Figure contents as structured data
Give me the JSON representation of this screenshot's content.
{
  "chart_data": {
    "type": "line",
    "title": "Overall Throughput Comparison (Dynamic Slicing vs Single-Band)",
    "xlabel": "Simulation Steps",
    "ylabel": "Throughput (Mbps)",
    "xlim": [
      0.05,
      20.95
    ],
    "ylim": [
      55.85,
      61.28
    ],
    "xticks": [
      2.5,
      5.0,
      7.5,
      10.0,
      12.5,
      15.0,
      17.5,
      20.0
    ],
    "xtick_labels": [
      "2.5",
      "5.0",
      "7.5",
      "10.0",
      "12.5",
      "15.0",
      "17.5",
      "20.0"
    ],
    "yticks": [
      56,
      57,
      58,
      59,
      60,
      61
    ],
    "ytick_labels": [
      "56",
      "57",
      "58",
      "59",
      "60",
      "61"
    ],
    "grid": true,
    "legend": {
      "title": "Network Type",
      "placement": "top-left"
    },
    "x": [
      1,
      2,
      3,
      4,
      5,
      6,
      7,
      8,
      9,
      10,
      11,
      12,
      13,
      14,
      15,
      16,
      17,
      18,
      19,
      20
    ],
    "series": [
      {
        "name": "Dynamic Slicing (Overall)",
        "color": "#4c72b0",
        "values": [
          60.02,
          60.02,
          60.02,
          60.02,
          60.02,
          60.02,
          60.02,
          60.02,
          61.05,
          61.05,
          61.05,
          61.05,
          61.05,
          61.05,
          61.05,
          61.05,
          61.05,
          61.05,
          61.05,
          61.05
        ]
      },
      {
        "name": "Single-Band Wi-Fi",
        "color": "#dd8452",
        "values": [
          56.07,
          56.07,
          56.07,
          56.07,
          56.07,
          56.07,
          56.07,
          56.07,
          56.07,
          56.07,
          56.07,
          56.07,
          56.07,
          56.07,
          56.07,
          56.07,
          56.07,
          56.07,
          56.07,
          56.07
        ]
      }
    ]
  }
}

--

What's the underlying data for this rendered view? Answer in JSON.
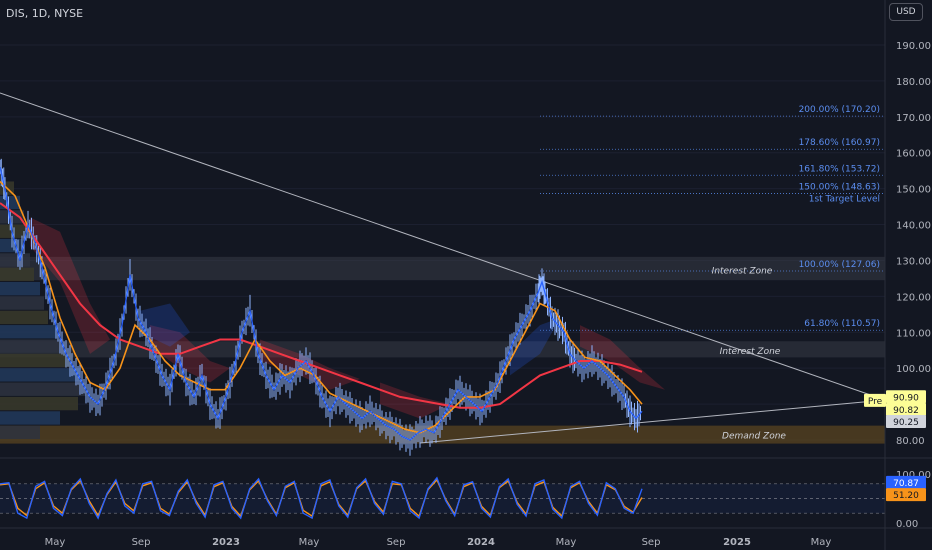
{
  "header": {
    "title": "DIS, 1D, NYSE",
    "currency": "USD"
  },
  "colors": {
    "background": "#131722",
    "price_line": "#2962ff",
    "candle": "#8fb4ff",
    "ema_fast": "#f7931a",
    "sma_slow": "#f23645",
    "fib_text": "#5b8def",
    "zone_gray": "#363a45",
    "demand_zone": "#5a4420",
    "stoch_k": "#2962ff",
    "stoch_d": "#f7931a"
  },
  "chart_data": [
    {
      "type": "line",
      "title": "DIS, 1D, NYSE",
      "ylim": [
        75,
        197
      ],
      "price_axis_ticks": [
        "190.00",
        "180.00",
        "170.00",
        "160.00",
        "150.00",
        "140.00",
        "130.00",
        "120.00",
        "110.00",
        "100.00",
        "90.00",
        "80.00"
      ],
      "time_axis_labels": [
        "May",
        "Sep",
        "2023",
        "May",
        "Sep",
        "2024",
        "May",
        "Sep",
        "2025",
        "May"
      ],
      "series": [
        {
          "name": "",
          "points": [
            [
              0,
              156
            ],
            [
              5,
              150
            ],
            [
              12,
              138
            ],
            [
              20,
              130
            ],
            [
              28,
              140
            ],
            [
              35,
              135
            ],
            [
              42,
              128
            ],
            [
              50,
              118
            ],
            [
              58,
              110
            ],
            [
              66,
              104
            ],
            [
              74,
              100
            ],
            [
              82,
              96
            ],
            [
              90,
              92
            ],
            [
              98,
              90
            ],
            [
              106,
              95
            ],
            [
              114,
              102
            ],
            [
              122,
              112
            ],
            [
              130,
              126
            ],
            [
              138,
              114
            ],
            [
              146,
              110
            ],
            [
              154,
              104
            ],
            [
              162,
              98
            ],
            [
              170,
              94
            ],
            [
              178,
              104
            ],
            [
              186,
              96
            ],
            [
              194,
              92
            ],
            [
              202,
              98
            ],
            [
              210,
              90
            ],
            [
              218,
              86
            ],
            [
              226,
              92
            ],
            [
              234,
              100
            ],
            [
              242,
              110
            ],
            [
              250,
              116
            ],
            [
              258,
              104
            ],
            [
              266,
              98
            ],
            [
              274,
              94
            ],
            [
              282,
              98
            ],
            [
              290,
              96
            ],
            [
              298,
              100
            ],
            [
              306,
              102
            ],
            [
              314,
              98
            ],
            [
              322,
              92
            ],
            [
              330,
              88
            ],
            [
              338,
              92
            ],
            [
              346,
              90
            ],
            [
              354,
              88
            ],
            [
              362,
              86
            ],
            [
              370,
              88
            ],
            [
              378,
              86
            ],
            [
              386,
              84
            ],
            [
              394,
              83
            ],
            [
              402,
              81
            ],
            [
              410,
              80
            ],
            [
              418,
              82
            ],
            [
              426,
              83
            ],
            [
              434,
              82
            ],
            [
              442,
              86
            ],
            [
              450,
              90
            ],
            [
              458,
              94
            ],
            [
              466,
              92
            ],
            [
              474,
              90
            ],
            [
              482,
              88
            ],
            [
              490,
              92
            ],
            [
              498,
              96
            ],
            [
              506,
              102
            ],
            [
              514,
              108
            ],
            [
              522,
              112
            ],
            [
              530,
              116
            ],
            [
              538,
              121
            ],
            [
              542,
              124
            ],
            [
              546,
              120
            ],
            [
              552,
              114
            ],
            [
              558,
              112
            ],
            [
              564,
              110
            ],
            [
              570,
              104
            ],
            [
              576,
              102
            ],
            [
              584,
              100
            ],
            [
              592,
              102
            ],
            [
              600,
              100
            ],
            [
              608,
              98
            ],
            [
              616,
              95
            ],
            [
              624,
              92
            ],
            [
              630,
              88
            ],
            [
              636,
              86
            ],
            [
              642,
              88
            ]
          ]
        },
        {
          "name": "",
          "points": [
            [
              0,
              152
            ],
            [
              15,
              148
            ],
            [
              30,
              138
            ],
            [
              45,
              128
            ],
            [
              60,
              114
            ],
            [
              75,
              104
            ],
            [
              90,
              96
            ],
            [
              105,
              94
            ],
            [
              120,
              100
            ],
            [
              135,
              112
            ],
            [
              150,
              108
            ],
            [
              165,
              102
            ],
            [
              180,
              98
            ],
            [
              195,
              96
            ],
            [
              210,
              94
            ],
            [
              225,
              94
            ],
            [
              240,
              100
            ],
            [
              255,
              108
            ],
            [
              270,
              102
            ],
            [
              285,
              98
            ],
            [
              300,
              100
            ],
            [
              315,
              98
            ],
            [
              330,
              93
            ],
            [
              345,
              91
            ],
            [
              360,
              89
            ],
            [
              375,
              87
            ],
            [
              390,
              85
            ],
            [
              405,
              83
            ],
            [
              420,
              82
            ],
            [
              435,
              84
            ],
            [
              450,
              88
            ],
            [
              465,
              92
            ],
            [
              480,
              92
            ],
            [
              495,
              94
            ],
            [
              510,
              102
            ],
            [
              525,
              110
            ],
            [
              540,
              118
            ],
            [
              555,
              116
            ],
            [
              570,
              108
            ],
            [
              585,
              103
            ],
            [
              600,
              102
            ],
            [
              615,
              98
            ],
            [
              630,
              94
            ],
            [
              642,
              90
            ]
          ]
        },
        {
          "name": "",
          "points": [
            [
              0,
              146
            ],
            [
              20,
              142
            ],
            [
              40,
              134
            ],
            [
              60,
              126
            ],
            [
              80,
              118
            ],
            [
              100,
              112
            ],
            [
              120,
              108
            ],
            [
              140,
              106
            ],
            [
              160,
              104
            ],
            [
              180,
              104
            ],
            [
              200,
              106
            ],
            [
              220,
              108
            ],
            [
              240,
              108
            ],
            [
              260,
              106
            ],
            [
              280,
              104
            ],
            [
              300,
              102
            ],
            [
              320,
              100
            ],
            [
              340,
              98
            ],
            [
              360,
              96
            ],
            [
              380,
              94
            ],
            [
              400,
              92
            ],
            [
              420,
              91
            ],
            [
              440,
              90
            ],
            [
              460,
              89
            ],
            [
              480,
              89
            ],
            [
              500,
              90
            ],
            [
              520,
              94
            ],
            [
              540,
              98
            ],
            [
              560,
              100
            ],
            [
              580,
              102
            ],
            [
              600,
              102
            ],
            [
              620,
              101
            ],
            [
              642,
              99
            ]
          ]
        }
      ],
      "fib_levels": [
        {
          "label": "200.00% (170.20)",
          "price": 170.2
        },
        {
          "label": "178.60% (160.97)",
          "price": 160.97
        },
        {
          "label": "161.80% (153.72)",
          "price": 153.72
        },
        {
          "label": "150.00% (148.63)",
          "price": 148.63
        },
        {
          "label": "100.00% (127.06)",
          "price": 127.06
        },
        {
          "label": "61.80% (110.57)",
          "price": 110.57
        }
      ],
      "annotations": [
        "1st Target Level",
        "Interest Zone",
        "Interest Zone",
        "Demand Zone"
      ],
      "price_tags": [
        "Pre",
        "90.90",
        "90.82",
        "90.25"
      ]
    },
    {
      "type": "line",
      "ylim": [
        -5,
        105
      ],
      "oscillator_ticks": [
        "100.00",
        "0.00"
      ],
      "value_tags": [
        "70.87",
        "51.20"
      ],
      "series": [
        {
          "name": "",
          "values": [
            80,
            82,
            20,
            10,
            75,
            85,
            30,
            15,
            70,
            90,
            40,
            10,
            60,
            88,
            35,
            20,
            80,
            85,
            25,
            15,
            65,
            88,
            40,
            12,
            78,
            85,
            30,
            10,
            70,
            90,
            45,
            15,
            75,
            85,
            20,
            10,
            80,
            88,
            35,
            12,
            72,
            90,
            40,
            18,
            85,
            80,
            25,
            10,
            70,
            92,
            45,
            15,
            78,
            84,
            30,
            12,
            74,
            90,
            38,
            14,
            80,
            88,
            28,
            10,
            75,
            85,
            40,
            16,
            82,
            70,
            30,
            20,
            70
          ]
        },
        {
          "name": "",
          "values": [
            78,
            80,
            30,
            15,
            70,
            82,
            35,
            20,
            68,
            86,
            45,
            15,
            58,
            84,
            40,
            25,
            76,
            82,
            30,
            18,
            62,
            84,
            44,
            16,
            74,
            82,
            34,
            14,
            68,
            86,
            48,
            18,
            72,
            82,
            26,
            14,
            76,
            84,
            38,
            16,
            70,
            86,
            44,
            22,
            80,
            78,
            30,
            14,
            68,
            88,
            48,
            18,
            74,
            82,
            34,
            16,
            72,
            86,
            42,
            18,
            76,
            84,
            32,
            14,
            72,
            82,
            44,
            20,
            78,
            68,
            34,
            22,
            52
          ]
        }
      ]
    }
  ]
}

**REQUIREMENT:**
Gather each line in these records that contains the string "this".

**CORRECT RESPONSE:**
Give me the JSON representation of this screenshot's content.
What's the underlying data for this rendered view? Answer in JSON.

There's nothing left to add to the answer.